> [SOURCE PASSAGE]

____

If conservatism were winning, does anyone doubt that Romney would be running as a conservative? Yet unlike Ronald Reagan and Barry Goldwater, Romney is offering an echo, not a choice. His strategy at the end is to try to sneak into the White House on a chorus of me-too’s.
The right is going along because its partisans know Romney has no other option. This, too, is an acknowledgment of defeat, a recognition that the grand ideological experiment heralded by the rise of the tea party has gained no traction. It also means that conservatives don’t believe that Romney really believes the moderate mush he’s putting forward now. Not to put too fine a point on it, but if the conservatives are forgiving Romney because they think he is lying, what should the rest of us think?
Almost all of the analysis of Romney’s highly public burning of the right’s catechism focuses on such tactical issues as whether his betrayal of principle will help him win over middle-of-the-road women and carry Ohio. What should engage us more is that a movement that won the 2010 elections with a bang is trying to triumph just two years later on the basis of a whimper.
It turns out that there was no profound ideological conversion of the country two years ago. We remain the same moderate and practical country we have long been. In 2010, voters were upset about the economy, Democrats were demobilized, and President Obama wasn’t yet ready to fight. All the conservatives have left now is economic unease. So they don’t care what Romney says. They are happy to march under a false flag if that is the price of capturing power.

____

> [ENTRIES PROVIDED]
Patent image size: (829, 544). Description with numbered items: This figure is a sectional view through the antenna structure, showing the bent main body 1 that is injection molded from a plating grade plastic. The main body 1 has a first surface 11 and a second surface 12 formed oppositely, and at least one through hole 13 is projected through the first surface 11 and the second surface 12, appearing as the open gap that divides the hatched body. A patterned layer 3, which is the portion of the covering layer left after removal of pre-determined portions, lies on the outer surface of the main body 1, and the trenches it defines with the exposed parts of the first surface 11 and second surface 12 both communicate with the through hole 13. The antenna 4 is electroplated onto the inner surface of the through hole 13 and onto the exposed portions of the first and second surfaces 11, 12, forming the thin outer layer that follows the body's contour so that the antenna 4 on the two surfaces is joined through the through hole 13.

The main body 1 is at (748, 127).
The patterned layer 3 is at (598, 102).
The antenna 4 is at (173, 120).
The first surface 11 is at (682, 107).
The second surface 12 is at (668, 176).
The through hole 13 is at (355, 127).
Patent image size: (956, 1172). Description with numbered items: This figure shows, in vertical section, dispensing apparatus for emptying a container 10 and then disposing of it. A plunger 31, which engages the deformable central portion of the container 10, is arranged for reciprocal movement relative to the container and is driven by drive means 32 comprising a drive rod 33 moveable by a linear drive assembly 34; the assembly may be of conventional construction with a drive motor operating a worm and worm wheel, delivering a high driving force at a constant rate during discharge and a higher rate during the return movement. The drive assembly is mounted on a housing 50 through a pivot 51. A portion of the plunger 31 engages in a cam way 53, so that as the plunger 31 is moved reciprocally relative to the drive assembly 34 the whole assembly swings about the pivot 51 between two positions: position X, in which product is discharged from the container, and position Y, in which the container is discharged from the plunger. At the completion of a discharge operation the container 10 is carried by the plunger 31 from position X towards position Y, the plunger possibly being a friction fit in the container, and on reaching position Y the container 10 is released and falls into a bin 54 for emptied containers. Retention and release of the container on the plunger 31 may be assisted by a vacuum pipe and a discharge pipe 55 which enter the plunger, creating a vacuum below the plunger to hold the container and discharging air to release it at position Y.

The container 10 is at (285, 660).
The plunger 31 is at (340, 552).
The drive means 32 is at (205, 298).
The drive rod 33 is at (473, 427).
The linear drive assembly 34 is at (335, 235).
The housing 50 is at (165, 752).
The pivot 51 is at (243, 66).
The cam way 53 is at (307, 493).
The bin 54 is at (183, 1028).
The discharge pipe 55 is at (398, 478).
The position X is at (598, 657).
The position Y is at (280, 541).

____

> [BRIEF 1] In the passage on Romney's campaign, rewrite the stretch from "Almost all of" through "of a whimper.", replacing "Ohio" with "Pennsylvania".
> [BRIEF 2] Continue the passage on Romney's campaign and the conservative movement from its final sentence.

> [TASK ANSWER 1]
Almost all of the analysis of Romney’s highly public burning of the right’s catechism focuses on such tactical issues as whether his betrayal of principle will help him win over middle-of-the-road women and carry Pennsylvania. What should engage us more is that a movement that won the 2010 elections with a bang is trying to triumph just two years later on the basis of a whimper.

> [TASK ANSWER 2]
The total rout of the right’s ideology, particularly its neoconservative brand, was visible in Monday’s debate, in which Romney praised one Obama foreign policy initiative after another. He calmly abandoned much of what he had said during the previous 18 months. Gone were the hawkish assaults on Obama’s approach to Iraq, Iran, Afghanistan, Israel, China and nearly everywhere else. Romney was all about “peace.”
Romney’s most revealing line: “We don’t want another Iraq.” Thus did he bury without ceremony the great Bush-Cheney project. He renounced a war he had once supported with vehemence and enthusiasm.
Then there’s budget policy. If the Romney/Paul Ryan budget and tax ideas were so popular, why would the candidate and his sidekick, the one-time devotee of Ayn Rand, be investing so much energy in hiding the most important details of their plans? For that matter, why would Ryan feel obligated to forsake his love for Rand, the proud philosopher of “the virtue of selfishness” and the thinker he once said had inspired his public service?
Romney knows that, by substantial margins, the country favors raising taxes on the rich and opposes slashing many government programs, including Medicare and Social Security. Since Romney’s actual plan calls for cutting taxes on the rich, he has to disguise the fact. Where is the conviction?
The biggest sign that tea party thinking is dead is Romney’s straight-out deception about his past position on the rescue of the auto industry.
The bailout was the least popular policy Obama pursued — and, I’d argue, one of the most successful. It was Exhibit A for tea partyers who accused our moderately progressive president of being a socialist. In late 2008, one prominent Republican claimed that if the bailout the Detroit-based automakers sought went through, “you can kiss the American automotive industry good-bye.” The car companies, he said, would “seal their fate with a bailout check.” This would be the same Mitt Romney who tried to pretend on Monday that he never said what he said or thought what he thought. If the bailout is now good politics, and it is, then free-market fundamentalism has collapsed in a heap.
“Ideas have consequences” is one of the conservative movement’s most honored slogans. That the conservatives’ standard-bearer is now trying to escape the consequences of their ideas tells us all we need to know about who is winning the philosophical battle — and, because ideas do matter, who will win the election.